---- SUPPLIED DATA

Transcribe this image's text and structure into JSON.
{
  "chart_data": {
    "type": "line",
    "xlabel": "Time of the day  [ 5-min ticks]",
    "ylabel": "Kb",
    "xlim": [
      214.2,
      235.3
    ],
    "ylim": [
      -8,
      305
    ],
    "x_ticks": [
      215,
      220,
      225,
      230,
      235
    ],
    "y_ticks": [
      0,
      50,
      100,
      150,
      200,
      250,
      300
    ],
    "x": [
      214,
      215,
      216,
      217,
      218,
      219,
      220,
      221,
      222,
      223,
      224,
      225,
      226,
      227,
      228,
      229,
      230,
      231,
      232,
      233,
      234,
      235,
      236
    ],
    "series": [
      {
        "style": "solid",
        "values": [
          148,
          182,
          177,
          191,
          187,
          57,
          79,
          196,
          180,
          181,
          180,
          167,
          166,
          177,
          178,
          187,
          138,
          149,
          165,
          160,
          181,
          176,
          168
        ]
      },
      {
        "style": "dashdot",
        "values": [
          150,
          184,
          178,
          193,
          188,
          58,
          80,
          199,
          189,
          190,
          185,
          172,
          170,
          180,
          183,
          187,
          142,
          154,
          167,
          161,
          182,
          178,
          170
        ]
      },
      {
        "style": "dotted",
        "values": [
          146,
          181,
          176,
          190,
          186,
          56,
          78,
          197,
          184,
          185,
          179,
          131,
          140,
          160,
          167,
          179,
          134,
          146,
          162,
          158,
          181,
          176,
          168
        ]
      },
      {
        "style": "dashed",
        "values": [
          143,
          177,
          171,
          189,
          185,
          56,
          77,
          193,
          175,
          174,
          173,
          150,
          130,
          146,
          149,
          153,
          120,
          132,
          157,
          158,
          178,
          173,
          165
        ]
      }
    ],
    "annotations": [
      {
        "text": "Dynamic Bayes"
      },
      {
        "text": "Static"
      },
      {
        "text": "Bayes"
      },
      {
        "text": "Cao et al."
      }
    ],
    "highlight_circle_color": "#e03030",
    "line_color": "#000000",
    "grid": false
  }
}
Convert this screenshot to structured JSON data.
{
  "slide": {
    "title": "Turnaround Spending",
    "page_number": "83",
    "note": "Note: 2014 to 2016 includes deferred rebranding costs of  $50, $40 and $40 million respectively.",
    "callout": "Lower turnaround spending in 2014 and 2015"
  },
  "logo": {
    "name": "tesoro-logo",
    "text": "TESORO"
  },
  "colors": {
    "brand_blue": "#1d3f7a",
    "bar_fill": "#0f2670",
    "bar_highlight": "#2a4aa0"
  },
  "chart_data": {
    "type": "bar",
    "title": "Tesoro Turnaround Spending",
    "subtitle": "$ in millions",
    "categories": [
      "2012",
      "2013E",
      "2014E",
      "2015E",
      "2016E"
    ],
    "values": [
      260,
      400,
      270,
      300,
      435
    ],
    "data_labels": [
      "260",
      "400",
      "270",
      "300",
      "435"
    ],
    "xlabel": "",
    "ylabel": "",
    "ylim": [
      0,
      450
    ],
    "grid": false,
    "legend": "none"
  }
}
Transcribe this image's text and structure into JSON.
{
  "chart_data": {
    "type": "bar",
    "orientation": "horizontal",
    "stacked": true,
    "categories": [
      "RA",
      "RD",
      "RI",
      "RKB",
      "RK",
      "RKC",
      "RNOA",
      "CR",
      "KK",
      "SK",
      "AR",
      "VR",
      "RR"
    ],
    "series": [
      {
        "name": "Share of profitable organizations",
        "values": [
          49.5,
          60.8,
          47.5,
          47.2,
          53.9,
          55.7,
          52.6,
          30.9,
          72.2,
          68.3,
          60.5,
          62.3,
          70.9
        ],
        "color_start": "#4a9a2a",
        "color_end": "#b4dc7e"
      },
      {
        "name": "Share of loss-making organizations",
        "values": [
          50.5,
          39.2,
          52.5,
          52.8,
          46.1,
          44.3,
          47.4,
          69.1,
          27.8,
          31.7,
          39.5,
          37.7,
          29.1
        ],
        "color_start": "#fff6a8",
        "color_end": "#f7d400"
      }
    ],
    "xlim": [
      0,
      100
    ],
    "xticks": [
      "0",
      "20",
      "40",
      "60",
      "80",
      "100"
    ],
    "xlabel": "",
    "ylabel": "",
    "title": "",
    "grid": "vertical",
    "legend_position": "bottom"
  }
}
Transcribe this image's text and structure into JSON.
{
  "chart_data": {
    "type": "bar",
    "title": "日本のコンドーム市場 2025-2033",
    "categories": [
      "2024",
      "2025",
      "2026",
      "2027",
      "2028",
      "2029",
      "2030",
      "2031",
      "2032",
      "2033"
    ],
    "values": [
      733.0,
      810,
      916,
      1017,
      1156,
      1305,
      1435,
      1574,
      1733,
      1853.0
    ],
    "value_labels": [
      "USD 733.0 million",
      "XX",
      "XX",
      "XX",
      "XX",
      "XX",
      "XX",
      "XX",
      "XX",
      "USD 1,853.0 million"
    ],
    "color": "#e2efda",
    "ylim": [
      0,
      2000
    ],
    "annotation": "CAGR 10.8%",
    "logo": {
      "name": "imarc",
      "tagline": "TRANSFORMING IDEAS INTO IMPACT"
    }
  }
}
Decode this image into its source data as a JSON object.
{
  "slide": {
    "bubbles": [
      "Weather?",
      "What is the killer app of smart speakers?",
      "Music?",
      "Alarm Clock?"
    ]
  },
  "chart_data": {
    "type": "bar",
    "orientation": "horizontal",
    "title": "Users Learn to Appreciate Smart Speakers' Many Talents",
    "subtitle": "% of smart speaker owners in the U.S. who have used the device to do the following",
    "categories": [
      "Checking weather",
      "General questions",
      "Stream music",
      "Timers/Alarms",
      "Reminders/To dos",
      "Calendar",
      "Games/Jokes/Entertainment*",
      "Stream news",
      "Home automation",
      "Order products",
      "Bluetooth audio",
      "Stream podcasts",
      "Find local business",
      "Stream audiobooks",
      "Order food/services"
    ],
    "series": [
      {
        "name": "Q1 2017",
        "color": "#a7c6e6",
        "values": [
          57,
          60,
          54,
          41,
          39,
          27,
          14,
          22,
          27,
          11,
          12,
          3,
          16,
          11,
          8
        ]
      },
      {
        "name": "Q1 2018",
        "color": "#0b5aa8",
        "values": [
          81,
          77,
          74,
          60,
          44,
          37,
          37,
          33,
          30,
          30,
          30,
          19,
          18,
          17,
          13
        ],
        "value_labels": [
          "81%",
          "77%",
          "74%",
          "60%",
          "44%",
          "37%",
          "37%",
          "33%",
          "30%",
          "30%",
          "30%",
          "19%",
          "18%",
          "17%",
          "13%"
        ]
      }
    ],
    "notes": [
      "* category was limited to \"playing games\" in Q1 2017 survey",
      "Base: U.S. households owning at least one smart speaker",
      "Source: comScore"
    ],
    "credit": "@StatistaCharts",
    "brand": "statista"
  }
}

--------

» AIM
From the data above, pick out each line containing "name" and copy it.

» SOLUTION TO THIS EXERCISE
    "name": "tesoro-logo",
        "name": "Share of profitable organizations",
        "name": "Share of loss-making organizations",
      "name": "imarc",
        "name": "Q1 2017",
        "name": "Q1 2018",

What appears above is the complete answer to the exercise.